» Problem statement
Check every line below for the word "INFORMATION" and give only the number of lines where it appears.

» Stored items
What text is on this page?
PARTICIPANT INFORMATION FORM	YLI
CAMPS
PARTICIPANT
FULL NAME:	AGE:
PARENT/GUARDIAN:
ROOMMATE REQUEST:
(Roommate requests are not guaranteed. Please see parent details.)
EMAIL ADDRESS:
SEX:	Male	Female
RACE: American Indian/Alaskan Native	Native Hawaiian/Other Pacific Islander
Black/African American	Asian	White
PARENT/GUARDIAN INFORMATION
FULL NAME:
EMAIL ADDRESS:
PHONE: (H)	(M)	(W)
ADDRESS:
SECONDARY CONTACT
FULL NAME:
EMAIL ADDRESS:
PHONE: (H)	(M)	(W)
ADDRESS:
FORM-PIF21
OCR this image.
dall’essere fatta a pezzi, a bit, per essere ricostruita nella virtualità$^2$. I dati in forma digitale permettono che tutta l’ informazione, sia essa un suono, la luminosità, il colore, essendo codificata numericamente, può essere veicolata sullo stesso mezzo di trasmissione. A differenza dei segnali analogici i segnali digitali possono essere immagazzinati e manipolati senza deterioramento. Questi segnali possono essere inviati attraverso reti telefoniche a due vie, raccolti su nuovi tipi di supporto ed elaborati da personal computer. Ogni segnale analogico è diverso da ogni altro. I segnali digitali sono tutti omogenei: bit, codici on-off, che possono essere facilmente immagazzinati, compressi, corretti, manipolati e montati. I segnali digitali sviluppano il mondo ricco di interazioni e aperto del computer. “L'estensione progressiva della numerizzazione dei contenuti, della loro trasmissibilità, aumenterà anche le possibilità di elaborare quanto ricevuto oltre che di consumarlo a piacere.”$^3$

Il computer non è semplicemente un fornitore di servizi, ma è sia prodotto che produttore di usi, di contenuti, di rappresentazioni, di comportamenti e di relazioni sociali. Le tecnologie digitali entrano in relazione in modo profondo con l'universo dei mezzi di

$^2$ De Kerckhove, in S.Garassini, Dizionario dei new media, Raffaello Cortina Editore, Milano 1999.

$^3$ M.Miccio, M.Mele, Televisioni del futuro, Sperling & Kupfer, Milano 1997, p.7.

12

» Complete answer
2